Order. I perceive that the purpose of the amendment is to get the principle of good taste and decency across in debate. If we start down the line of itemising individual and subjective judgments about which programmes fit into which category, we shall be here all day. I plead with hon. Members to get back to the principle of the amendment.
I rise briefly to address points that may already have been covered. I want to return to a point that I made earlier, but I will not test hon. Members' patience. I can make my point at Third Reading if I catch the Speaker's eye.
I have expressed concern that there are two Bills, when everything could have been put into one. Ofcom could have been set up on 1 March, with its regulatory powers to be taken on 1 August. That would have been better and clearer. However, Ofcom is being set up without anyone knowing what it will do, or what powers it will assume. My hon. Friend the Member for Esher and Walton touched on some important issues when he said that clause 2(1) referred to the regulation of communications and
the implementation of, or for securing the modification of, any relevant proposals about the regulation of communications.

Supplied data
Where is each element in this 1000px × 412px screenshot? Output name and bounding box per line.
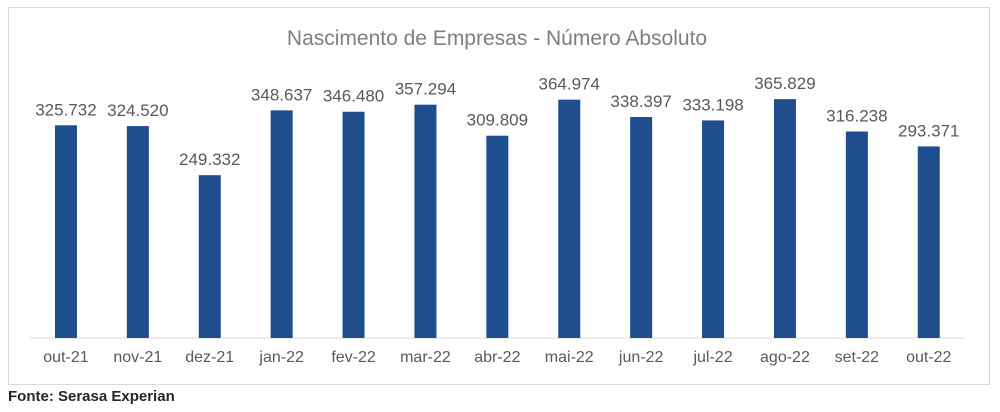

Problem set
(A) Decide whether each statement agrees with the debate extract, answering yes or no and quoting the deciding words: (i) one speaker says the point could be made at Third Reading; (ii) Ofcom could have been set up on 1 August, with its powers taken on 1 March; (iii) the Member for Esher and Walton referred to clause 2(1).
(B) Rewrite the part of the debate extract that begins at the words "I rise briefly" and ends after "regulation of communications.", putting "two separate Bills" in place of "two Bills".

Results of the exercise
(A)
(i) Yes: "I can make my point at Third Reading if I catch the Speaker's eye."
(ii) No: "Ofcom could have been set up on 1 March, with its regulatory powers to be taken on 1 August."
(iii) Yes: "when he said that clause 2(1) referred to the regulation of communications"

(B)
I rise briefly to address points that may already have been covered. I want to return to a point that I made earlier, but I will not test hon. Members' patience. I can make my point at Third Reading if I catch the Speaker's eye.
I have expressed concern that there are two separate Bills, when everything could have been put into one. Ofcom could have been set up on 1 March, with its regulatory powers to be taken on 1 August. That would have been better and clearer. However, Ofcom is being set up without anyone knowing what it will do, or what powers it will assume. My hon. Friend the Member for Esher and Walton touched on some important issues when he said that clause 2(1) referred to the regulation of communications and
the implementation of, or for securing the modification of, any relevant proposals about the regulation of communications.